Given request
Collect each line of the records containing the string "scheme".

====================

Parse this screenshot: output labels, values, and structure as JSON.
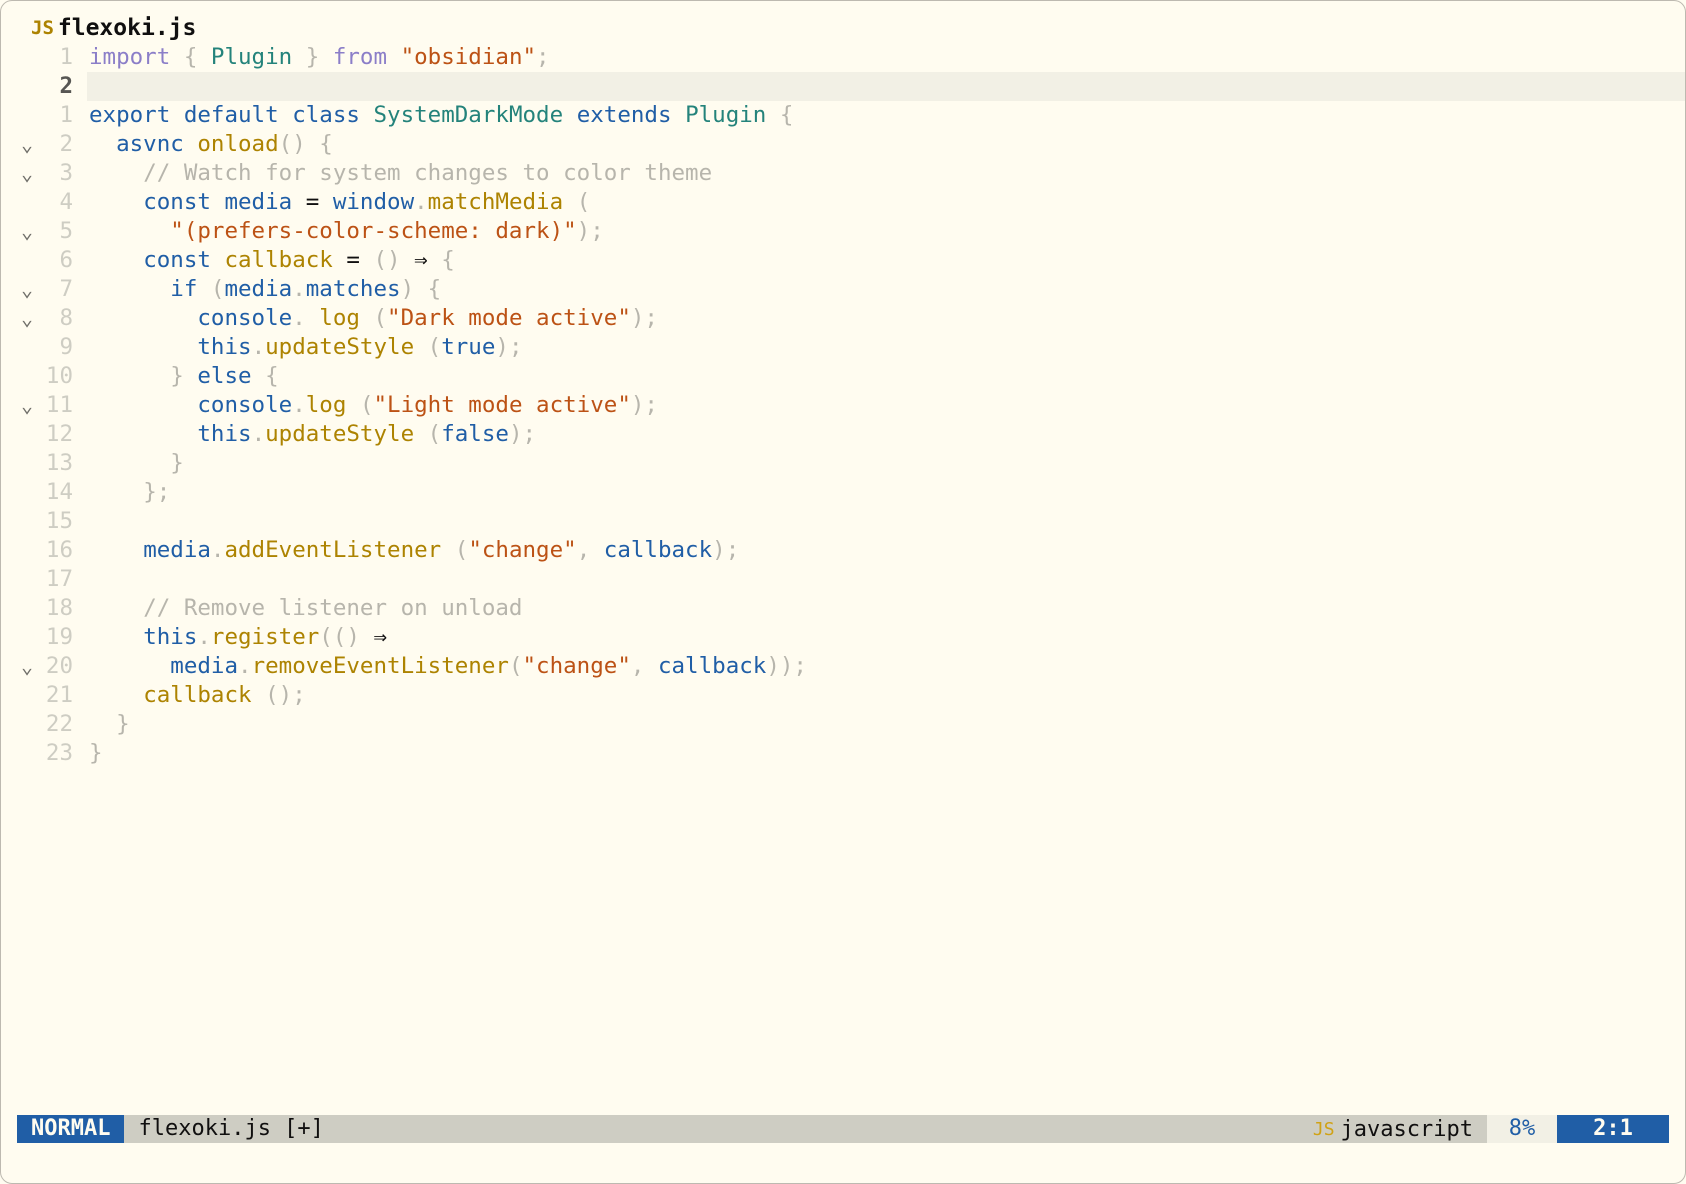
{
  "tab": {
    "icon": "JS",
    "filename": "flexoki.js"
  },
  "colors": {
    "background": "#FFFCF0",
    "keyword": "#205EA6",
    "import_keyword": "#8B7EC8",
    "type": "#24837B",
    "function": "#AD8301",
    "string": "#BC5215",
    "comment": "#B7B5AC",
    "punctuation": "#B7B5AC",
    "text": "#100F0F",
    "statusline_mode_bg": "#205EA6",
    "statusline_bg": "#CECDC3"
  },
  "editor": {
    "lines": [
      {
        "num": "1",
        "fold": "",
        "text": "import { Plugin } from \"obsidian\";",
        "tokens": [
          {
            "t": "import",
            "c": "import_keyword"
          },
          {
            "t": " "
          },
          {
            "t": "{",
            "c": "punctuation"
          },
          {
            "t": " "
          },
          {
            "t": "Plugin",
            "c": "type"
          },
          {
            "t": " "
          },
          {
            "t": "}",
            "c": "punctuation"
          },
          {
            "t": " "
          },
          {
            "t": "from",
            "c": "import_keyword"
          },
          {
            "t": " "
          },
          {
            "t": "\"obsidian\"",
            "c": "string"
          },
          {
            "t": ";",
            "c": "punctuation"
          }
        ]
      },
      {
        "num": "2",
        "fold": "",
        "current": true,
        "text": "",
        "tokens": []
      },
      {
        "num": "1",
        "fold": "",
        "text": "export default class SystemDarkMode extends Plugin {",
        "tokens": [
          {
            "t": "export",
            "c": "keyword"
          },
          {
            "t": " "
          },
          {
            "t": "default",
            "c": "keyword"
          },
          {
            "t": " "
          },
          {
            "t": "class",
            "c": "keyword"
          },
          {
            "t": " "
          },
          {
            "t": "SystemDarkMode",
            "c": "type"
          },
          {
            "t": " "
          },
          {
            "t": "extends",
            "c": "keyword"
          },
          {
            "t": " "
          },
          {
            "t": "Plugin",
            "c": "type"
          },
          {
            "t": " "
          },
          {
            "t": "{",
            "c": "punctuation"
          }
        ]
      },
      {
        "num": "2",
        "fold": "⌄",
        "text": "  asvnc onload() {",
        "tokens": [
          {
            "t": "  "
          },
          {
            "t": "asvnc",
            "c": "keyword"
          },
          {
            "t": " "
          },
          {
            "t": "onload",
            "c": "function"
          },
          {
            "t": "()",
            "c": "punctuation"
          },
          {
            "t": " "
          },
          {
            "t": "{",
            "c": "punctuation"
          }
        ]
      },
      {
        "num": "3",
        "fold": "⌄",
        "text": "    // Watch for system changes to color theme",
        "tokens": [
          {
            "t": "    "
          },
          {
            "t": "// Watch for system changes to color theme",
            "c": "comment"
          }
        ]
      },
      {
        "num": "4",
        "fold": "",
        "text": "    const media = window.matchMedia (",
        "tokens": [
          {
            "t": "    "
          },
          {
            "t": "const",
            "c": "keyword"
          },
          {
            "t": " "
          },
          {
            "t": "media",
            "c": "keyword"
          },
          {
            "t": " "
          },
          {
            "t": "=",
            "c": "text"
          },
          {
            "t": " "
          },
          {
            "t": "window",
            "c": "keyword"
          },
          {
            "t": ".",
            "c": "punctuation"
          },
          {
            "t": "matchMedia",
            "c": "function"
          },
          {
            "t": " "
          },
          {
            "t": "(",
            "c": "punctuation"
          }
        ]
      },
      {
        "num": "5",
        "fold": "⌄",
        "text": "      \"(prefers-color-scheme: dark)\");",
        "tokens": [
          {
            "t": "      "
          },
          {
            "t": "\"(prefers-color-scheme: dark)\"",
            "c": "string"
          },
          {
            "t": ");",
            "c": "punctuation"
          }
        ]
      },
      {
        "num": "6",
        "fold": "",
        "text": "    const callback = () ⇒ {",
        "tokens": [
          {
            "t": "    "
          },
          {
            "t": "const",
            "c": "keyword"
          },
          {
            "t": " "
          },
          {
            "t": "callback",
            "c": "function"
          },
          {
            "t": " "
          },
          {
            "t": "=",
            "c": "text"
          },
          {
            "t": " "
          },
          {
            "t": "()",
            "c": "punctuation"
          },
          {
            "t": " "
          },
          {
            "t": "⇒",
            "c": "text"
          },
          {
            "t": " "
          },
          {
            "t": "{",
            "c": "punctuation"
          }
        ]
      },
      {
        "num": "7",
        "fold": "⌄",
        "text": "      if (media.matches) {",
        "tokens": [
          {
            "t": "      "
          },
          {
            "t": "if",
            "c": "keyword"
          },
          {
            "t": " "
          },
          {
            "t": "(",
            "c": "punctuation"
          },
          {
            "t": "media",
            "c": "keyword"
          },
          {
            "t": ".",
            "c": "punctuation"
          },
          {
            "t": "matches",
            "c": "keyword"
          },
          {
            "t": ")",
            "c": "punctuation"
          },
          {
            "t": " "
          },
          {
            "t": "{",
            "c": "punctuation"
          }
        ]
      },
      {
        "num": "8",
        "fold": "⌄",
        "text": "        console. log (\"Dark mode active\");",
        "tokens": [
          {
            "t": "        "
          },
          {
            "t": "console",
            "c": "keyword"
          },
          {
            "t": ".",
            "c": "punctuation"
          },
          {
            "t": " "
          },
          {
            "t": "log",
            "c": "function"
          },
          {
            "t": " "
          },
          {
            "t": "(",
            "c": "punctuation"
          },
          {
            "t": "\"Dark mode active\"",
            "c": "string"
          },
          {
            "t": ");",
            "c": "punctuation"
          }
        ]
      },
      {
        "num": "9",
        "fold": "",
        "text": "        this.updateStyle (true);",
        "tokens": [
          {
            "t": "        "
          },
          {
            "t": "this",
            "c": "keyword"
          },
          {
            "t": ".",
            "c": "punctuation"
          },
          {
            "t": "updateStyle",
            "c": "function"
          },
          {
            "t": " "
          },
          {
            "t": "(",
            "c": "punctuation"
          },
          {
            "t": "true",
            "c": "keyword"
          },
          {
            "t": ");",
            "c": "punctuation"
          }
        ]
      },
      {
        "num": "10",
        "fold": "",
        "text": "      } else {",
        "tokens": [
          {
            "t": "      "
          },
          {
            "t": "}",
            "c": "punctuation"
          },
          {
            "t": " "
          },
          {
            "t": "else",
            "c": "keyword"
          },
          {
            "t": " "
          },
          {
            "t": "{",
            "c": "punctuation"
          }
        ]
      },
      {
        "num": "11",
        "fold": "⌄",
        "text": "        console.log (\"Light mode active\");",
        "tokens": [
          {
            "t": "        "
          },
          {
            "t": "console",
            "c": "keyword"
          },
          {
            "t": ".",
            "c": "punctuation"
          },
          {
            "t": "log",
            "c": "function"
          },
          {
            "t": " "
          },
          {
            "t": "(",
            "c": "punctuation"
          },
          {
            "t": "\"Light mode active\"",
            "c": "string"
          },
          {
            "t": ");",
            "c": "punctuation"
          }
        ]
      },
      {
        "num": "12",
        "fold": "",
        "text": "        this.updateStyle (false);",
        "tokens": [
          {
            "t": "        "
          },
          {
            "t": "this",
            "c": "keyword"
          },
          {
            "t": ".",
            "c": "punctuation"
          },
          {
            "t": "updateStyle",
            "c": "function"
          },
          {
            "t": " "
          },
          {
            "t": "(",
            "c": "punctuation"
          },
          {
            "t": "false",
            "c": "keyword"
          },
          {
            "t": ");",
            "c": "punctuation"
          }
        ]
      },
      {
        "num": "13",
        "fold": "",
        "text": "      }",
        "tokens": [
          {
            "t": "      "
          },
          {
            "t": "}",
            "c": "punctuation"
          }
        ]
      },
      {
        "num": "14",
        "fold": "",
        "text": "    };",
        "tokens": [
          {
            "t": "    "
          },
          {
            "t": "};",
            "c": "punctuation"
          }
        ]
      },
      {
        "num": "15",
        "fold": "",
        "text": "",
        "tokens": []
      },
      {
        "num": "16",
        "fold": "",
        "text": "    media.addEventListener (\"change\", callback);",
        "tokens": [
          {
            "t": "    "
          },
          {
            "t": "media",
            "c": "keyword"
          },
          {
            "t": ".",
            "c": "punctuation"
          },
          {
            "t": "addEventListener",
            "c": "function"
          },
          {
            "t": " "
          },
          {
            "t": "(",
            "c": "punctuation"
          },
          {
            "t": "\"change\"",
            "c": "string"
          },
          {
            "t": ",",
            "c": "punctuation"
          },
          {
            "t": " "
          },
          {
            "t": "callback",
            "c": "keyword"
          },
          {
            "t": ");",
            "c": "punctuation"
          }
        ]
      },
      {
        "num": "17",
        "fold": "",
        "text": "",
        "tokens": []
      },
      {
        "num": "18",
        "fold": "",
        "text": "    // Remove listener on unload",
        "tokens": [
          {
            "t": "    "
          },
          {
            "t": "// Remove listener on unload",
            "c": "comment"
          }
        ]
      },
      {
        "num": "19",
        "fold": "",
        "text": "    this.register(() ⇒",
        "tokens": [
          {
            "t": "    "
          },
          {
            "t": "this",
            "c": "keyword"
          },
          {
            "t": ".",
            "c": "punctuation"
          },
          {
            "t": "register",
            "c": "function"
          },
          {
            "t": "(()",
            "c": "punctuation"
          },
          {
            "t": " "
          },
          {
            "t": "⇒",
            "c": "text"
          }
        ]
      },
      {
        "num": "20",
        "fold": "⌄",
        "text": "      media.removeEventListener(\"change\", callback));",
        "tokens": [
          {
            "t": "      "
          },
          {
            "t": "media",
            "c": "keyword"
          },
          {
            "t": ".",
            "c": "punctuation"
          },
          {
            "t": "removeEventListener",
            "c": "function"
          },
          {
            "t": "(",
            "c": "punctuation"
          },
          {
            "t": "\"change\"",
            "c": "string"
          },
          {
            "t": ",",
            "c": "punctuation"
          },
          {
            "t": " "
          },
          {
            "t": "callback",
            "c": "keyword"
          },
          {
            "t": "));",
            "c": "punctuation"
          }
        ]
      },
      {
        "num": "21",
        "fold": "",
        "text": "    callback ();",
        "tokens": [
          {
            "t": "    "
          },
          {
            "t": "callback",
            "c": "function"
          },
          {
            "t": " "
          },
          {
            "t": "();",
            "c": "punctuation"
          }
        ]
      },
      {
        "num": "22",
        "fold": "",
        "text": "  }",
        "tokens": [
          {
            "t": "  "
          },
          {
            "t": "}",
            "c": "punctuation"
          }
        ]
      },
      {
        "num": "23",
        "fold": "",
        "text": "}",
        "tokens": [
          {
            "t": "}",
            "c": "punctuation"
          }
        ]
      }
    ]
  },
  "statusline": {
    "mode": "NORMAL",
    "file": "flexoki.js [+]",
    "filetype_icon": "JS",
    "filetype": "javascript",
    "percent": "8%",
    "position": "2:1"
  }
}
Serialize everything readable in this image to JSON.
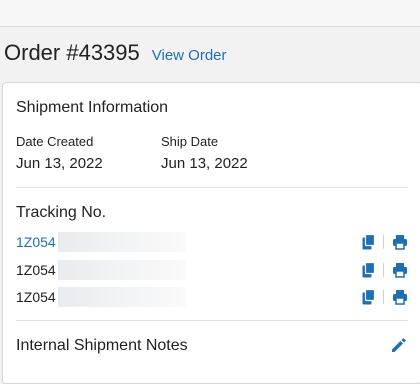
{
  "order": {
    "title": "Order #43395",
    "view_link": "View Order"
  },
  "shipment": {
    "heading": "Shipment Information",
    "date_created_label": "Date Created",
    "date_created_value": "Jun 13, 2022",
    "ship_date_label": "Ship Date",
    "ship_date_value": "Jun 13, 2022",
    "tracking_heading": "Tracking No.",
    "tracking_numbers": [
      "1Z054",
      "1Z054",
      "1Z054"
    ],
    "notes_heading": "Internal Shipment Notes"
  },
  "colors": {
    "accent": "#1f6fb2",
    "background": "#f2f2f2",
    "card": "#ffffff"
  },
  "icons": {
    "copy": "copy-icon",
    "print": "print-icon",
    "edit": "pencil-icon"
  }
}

====================

Final answer
        "text": "      \"(prefers-color-scheme: dark)\");",
            "t": "\"(prefers-color-scheme: dark)\"",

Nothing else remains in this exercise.